Stored entries:
"""

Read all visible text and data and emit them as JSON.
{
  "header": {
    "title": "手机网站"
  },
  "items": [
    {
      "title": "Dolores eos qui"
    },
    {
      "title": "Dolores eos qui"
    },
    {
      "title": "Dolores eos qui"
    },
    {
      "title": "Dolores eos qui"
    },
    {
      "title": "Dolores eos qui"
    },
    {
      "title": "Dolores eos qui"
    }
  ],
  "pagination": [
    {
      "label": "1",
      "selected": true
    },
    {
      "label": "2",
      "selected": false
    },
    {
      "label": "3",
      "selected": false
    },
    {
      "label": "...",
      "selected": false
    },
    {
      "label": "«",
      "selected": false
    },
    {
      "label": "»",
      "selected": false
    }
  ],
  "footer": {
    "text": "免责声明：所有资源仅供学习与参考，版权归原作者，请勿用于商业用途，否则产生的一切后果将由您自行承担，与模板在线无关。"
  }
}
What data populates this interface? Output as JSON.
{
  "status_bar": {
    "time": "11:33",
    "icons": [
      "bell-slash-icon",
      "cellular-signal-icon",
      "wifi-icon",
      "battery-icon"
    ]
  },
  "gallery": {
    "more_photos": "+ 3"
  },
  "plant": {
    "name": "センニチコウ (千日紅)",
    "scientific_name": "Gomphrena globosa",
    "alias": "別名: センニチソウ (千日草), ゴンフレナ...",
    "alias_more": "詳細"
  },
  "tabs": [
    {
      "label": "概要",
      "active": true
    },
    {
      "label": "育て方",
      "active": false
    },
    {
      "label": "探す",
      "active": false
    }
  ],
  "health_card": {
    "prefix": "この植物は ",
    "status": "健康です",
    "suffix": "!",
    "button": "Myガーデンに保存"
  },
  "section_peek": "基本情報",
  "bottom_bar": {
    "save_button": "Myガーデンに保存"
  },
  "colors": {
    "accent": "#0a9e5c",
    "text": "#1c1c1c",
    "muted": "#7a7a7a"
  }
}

"""

Task prompt - Copy and report every line where the word "JSON" is present.

Result of the task -
Read all visible text and data and emit them as JSON.
What data populates this interface? Output as JSON.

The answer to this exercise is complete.